» **Saved entries**:
------------------------------
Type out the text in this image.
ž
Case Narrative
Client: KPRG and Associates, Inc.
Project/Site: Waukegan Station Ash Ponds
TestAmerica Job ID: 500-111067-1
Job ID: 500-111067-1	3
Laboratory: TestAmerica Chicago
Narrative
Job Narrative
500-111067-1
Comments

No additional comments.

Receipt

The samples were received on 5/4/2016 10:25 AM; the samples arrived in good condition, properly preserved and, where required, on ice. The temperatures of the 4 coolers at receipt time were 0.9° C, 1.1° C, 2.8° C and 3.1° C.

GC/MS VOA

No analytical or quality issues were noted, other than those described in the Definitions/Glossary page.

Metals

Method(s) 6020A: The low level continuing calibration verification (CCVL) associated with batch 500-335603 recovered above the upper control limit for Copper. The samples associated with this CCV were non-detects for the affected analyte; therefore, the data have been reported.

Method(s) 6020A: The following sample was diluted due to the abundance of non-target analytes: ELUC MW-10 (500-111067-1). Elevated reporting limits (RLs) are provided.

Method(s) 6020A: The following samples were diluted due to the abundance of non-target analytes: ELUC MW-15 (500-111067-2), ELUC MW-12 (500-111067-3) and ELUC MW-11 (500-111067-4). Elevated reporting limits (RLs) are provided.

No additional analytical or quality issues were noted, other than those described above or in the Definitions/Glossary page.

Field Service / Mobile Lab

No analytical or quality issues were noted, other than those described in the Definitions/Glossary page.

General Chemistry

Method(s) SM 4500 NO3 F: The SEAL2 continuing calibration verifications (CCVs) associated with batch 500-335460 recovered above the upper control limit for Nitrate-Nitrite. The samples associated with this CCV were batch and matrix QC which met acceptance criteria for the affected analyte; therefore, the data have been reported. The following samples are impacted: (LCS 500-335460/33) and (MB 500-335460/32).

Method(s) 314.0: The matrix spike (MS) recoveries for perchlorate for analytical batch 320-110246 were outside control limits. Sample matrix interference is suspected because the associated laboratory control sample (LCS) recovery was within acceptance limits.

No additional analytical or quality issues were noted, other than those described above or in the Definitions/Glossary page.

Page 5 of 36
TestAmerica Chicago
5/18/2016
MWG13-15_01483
------------------------------
» **Stated goal**: Repeat every entry exactly, please.

» **Solution to this problem**:
Type out the text in this image.
ž
Case Narrative
Client: KPRG and Associates, Inc.
Project/Site: Waukegan Station Ash Ponds
TestAmerica Job ID: 500-111067-1
Job ID: 500-111067-1	3
Laboratory: TestAmerica Chicago
Narrative
Job Narrative
500-111067-1
Comments

No additional comments.

Receipt

The samples were received on 5/4/2016 10:25 AM; the samples arrived in good condition, properly preserved and, where required, on ice. The temperatures of the 4 coolers at receipt time were 0.9° C, 1.1° C, 2.8° C and 3.1° C.

GC/MS VOA

No analytical or quality issues were noted, other than those described in the Definitions/Glossary page.

Metals

Method(s) 6020A: The low level continuing calibration verification (CCVL) associated with batch 500-335603 recovered above the upper control limit for Copper. The samples associated with this CCV were non-detects for the affected analyte; therefore, the data have been reported.

Method(s) 6020A: The following sample was diluted due to the abundance of non-target analytes: ELUC MW-10 (500-111067-1). Elevated reporting limits (RLs) are provided.

Method(s) 6020A: The following samples were diluted due to the abundance of non-target analytes: ELUC MW-15 (500-111067-2), ELUC MW-12 (500-111067-3) and ELUC MW-11 (500-111067-4). Elevated reporting limits (RLs) are provided.

No additional analytical or quality issues were noted, other than those described above or in the Definitions/Glossary page.

Field Service / Mobile Lab

No analytical or quality issues were noted, other than those described in the Definitions/Glossary page.

General Chemistry

Method(s) SM 4500 NO3 F: The SEAL2 continuing calibration verifications (CCVs) associated with batch 500-335460 recovered above the upper control limit for Nitrate-Nitrite. The samples associated with this CCV were batch and matrix QC which met acceptance criteria for the affected analyte; therefore, the data have been reported. The following samples are impacted: (LCS 500-335460/33) and (MB 500-335460/32).

Method(s) 314.0: The matrix spike (MS) recoveries for perchlorate for analytical batch 320-110246 were outside control limits. Sample matrix interference is suspected because the associated laboratory control sample (LCS) recovery was within acceptance limits.

No additional analytical or quality issues were noted, other than those described above or in the Definitions/Glossary page.

Page 5 of 36
TestAmerica Chicago
5/18/2016
MWG13-15_01483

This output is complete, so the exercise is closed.